**Data rows**
----------
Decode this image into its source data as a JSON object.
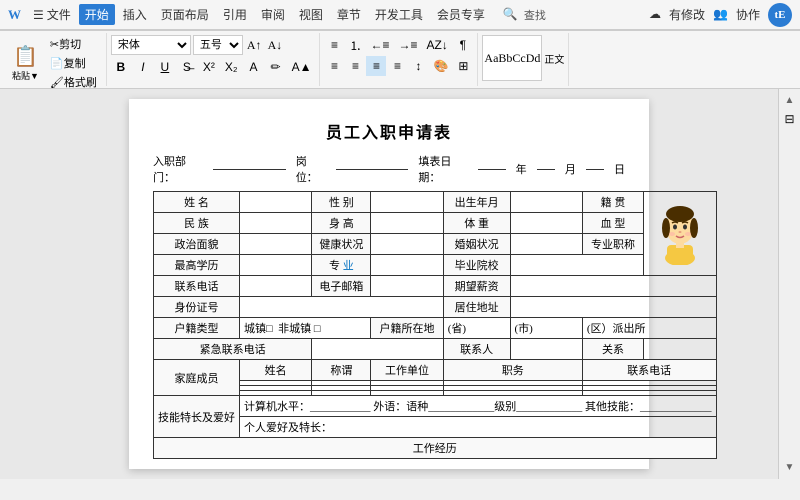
{
  "titlebar": {
    "menu_items": [
      "文件",
      "插入",
      "页面布局",
      "引用",
      "审阅",
      "视图",
      "章节",
      "开发工具",
      "会员专享"
    ],
    "active_tab": "开始",
    "search_placeholder": "查找",
    "cloud_status": "有修改",
    "collab": "协作",
    "user_badge": "tE"
  },
  "ribbon": {
    "paste_label": "粘贴▼",
    "cut_label": "剪切",
    "copy_label": "复制",
    "format_brush": "格式刷",
    "font_name": "宋体",
    "font_size": "五号",
    "bold": "B",
    "italic": "I",
    "underline": "U",
    "style_label": "正文",
    "style_preview": "AaBbCcDd"
  },
  "document": {
    "title": "员工入职申请表",
    "header": {
      "dept_label": "入职部门：",
      "position_label": "岗位：",
      "fill_date_label": "填表日期：",
      "year_label": "年",
      "month_label": "月",
      "day_label": "日"
    },
    "table": {
      "rows": [
        {
          "cells": [
            {
              "label": "姓 名",
              "value": "",
              "colspan": 1
            },
            {
              "label": "性 别",
              "value": "",
              "colspan": 1
            },
            {
              "label": "出生年月",
              "value": "",
              "colspan": 1
            },
            {
              "label": "籍 贯",
              "value": "",
              "colspan": 1,
              "has_avatar": true
            }
          ]
        },
        {
          "cells": [
            {
              "label": "民 族",
              "value": "",
              "colspan": 1
            },
            {
              "label": "身 高",
              "value": "",
              "colspan": 1
            },
            {
              "label": "体 重",
              "value": "",
              "colspan": 1
            },
            {
              "label": "血 型",
              "value": ""
            }
          ]
        },
        {
          "cells": [
            {
              "label": "政治面貌",
              "value": "",
              "colspan": 1
            },
            {
              "label": "健康状况",
              "value": "",
              "colspan": 1
            },
            {
              "label": "婚姻状况",
              "value": "",
              "colspan": 1
            },
            {
              "label": "专业职称",
              "value": ""
            }
          ]
        },
        {
          "cells": [
            {
              "label": "最高学历",
              "value": "",
              "colspan": 1
            },
            {
              "label": "专 业",
              "value": "",
              "colspan": 1,
              "link": true
            },
            {
              "label": "毕业院校",
              "value": "",
              "colspan": 2
            }
          ]
        },
        {
          "cells": [
            {
              "label": "联系电话",
              "value": "",
              "colspan": 1
            },
            {
              "label": "电子邮箱",
              "value": "",
              "colspan": 1
            },
            {
              "label": "期望薪资",
              "value": "",
              "colspan": 2
            }
          ]
        },
        {
          "cells": [
            {
              "label": "身份证号",
              "value": "",
              "colspan": 1
            },
            {
              "label": "居住地址",
              "value": "",
              "colspan": 3
            }
          ]
        },
        {
          "cells": [
            {
              "label": "户籍类型",
              "value": "城镇□  非城镇 □",
              "colspan": 1,
              "is_checkbox": true
            },
            {
              "label": "户籍所在地",
              "value": "",
              "colspan": 1
            },
            {
              "label": "(省)",
              "value": "",
              "colspan": 1
            },
            {
              "label": "(市)",
              "value": "",
              "colspan": 1
            },
            {
              "label": "(区）派出所",
              "value": "",
              "colspan": 1
            }
          ]
        },
        {
          "cells": [
            {
              "label": "紧急联系电话",
              "value": "",
              "colspan": 2
            },
            {
              "label": "联系人",
              "value": "",
              "colspan": 1
            },
            {
              "label": "关系",
              "value": "",
              "colspan": 1
            }
          ]
        },
        {
          "header_row": true,
          "cells": [
            {
              "label": "",
              "value": "",
              "colspan": 1
            },
            {
              "label": "姓名",
              "value": "",
              "colspan": 1
            },
            {
              "label": "称谓",
              "value": "",
              "colspan": 1
            },
            {
              "label": "工作单位",
              "value": "",
              "colspan": 1
            },
            {
              "label": "职务",
              "value": "",
              "colspan": 1
            },
            {
              "label": "联系电话",
              "value": "",
              "colspan": 1
            }
          ]
        },
        {
          "family_row": true,
          "label": "家庭成员",
          "sub_rows": 3
        },
        {
          "skills_row": true,
          "label": "技能特长及爱好",
          "content": "计算机水平：___________  外语：语种____________级别____________  其他技能：_____________",
          "content2": "个人爱好及特长："
        }
      ]
    },
    "work_history_label": "工作经历"
  }
}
----------
Copy each line exactly, and leave the pictures out of your copy.

Decode this image into its source data as a JSON object.
{
  "titlebar": {
    "menu_items": [
      "文件",
      "插入",
      "页面布局",
      "引用",
      "审阅",
      "视图",
      "章节",
      "开发工具",
      "会员专享"
    ],
    "active_tab": "开始",
    "search_placeholder": "查找",
    "cloud_status": "有修改",
    "collab": "协作",
    "user_badge": "tE"
  },
  "ribbon": {
    "paste_label": "粘贴▼",
    "cut_label": "剪切",
    "copy_label": "复制",
    "format_brush": "格式刷",
    "font_name": "宋体",
    "font_size": "五号",
    "bold": "B",
    "italic": "I",
    "underline": "U",
    "style_label": "正文",
    "style_preview": "AaBbCcDd"
  },
  "document": {
    "title": "员工入职申请表",
    "header": {
      "dept_label": "入职部门：",
      "position_label": "岗位：",
      "fill_date_label": "填表日期：",
      "year_label": "年",
      "month_label": "月",
      "day_label": "日"
    },
    "table": {
      "rows": [
        {
          "cells": [
            {
              "label": "姓 名",
              "value": "",
              "colspan": 1
            },
            {
              "label": "性 别",
              "value": "",
              "colspan": 1
            },
            {
              "label": "出生年月",
              "value": "",
              "colspan": 1
            },
            {
              "label": "籍 贯",
              "value": "",
              "colspan": 1,
              "has_avatar": true
            }
          ]
        },
        {
          "cells": [
            {
              "label": "民 族",
              "value": "",
              "colspan": 1
            },
            {
              "label": "身 高",
              "value": "",
              "colspan": 1
            },
            {
              "label": "体 重",
              "value": "",
              "colspan": 1
            },
            {
              "label": "血 型",
              "value": ""
            }
          ]
        },
        {
          "cells": [
            {
              "label": "政治面貌",
              "value": "",
              "colspan": 1
            },
            {
              "label": "健康状况",
              "value": "",
              "colspan": 1
            },
            {
              "label": "婚姻状况",
              "value": "",
              "colspan": 1
            },
            {
              "label": "专业职称",
              "value": ""
            }
          ]
        },
        {
          "cells": [
            {
              "label": "最高学历",
              "value": "",
              "colspan": 1
            },
            {
              "label": "专 业",
              "value": "",
              "colspan": 1,
              "link": true
            },
            {
              "label": "毕业院校",
              "value": "",
              "colspan": 2
            }
          ]
        },
        {
          "cells": [
            {
              "label": "联系电话",
              "value": "",
              "colspan": 1
            },
            {
              "label": "电子邮箱",
              "value": "",
              "colspan": 1
            },
            {
              "label": "期望薪资",
              "value": "",
              "colspan": 2
            }
          ]
        },
        {
          "cells": [
            {
              "label": "身份证号",
              "value": "",
              "colspan": 1
            },
            {
              "label": "居住地址",
              "value": "",
              "colspan": 3
            }
          ]
        },
        {
          "cells": [
            {
              "label": "户籍类型",
              "value": "城镇□  非城镇 □",
              "colspan": 1,
              "is_checkbox": true
            },
            {
              "label": "户籍所在地",
              "value": "",
              "colspan": 1
            },
            {
              "label": "(省)",
              "value": "",
              "colspan": 1
            },
            {
              "label": "(市)",
              "value": "",
              "colspan": 1
            },
            {
              "label": "(区）派出所",
              "value": "",
              "colspan": 1
            }
          ]
        },
        {
          "cells": [
            {
              "label": "紧急联系电话",
              "value": "",
              "colspan": 2
            },
            {
              "label": "联系人",
              "value": "",
              "colspan": 1
            },
            {
              "label": "关系",
              "value": "",
              "colspan": 1
            }
          ]
        },
        {
          "header_row": true,
          "cells": [
            {
              "label": "",
              "value": "",
              "colspan": 1
            },
            {
              "label": "姓名",
              "value": "",
              "colspan": 1
            },
            {
              "label": "称谓",
              "value": "",
              "colspan": 1
            },
            {
              "label": "工作单位",
              "value": "",
              "colspan": 1
            },
            {
              "label": "职务",
              "value": "",
              "colspan": 1
            },
            {
              "label": "联系电话",
              "value": "",
              "colspan": 1
            }
          ]
        },
        {
          "family_row": true,
          "label": "家庭成员",
          "sub_rows": 3
        },
        {
          "skills_row": true,
          "label": "技能特长及爱好",
          "content": "计算机水平：___________  外语：语种____________级别____________  其他技能：_____________",
          "content2": "个人爱好及特长："
        }
      ]
    },
    "work_history_label": "工作经历"
  }
}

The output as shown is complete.